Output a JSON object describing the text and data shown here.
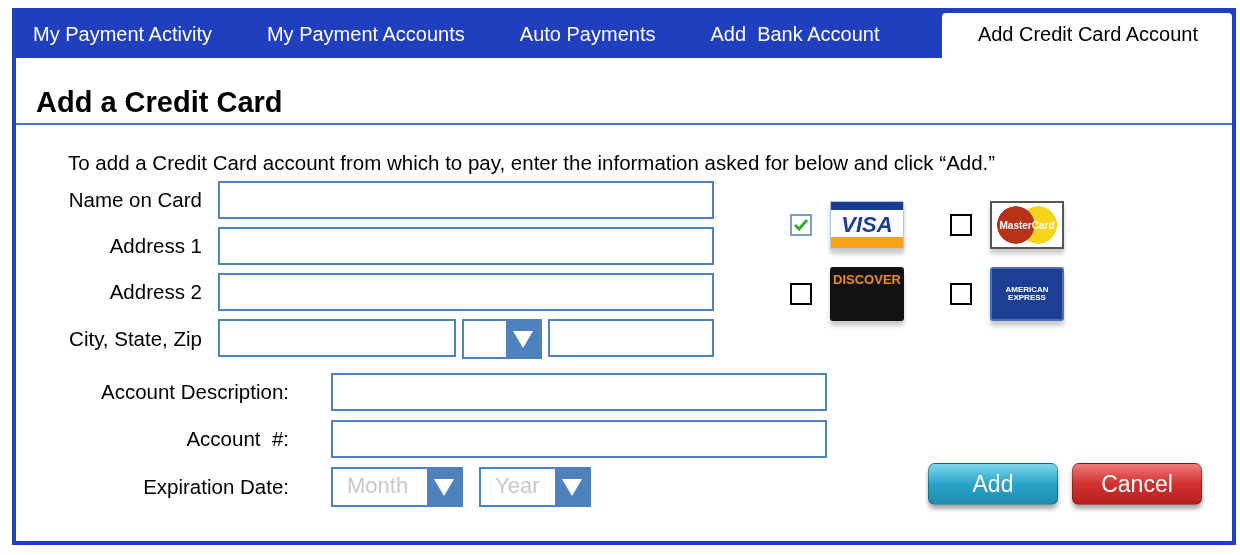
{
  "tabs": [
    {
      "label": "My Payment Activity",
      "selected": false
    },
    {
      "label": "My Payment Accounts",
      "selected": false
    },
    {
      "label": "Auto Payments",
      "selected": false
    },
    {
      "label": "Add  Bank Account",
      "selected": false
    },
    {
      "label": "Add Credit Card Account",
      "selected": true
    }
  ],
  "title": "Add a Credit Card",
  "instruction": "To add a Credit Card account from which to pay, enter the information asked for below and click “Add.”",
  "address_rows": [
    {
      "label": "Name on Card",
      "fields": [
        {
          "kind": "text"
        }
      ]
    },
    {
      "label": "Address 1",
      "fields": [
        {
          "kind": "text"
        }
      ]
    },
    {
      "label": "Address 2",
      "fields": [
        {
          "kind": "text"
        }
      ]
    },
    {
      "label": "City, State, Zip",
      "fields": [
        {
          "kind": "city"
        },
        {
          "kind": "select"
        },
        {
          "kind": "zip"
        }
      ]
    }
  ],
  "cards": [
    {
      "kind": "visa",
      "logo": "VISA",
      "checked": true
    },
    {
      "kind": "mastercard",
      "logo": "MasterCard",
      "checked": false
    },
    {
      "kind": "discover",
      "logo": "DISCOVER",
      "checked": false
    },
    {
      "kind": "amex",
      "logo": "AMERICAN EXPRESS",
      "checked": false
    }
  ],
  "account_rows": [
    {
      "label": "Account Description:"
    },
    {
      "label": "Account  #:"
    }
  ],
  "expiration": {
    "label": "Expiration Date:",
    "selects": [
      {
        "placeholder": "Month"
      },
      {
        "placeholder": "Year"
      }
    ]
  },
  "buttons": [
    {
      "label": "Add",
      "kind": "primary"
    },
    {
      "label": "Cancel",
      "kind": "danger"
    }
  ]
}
* * * * * * * * *
→ CHALLENGE:
Pictures in the records above are not copied; print everything else exactly.

→ SOLUTION FOR THIS TASK:
Output a JSON object describing the text and data shown here.
{
  "tabs": [
    {
      "label": "My Payment Activity",
      "selected": false
    },
    {
      "label": "My Payment Accounts",
      "selected": false
    },
    {
      "label": "Auto Payments",
      "selected": false
    },
    {
      "label": "Add  Bank Account",
      "selected": false
    },
    {
      "label": "Add Credit Card Account",
      "selected": true
    }
  ],
  "title": "Add a Credit Card",
  "instruction": "To add a Credit Card account from which to pay, enter the information asked for below and click “Add.”",
  "address_rows": [
    {
      "label": "Name on Card",
      "fields": [
        {
          "kind": "text"
        }
      ]
    },
    {
      "label": "Address 1",
      "fields": [
        {
          "kind": "text"
        }
      ]
    },
    {
      "label": "Address 2",
      "fields": [
        {
          "kind": "text"
        }
      ]
    },
    {
      "label": "City, State, Zip",
      "fields": [
        {
          "kind": "city"
        },
        {
          "kind": "select"
        },
        {
          "kind": "zip"
        }
      ]
    }
  ],
  "cards": [
    {
      "kind": "visa",
      "logo": "VISA",
      "checked": true
    },
    {
      "kind": "mastercard",
      "logo": "MasterCard",
      "checked": false
    },
    {
      "kind": "discover",
      "logo": "DISCOVER",
      "checked": false
    },
    {
      "kind": "amex",
      "logo": "AMERICAN EXPRESS",
      "checked": false
    }
  ],
  "account_rows": [
    {
      "label": "Account Description:"
    },
    {
      "label": "Account  #:"
    }
  ],
  "expiration": {
    "label": "Expiration Date:",
    "selects": [
      {
        "placeholder": "Month"
      },
      {
        "placeholder": "Year"
      }
    ]
  },
  "buttons": [
    {
      "label": "Add",
      "kind": "primary"
    },
    {
      "label": "Cancel",
      "kind": "danger"
    }
  ]
}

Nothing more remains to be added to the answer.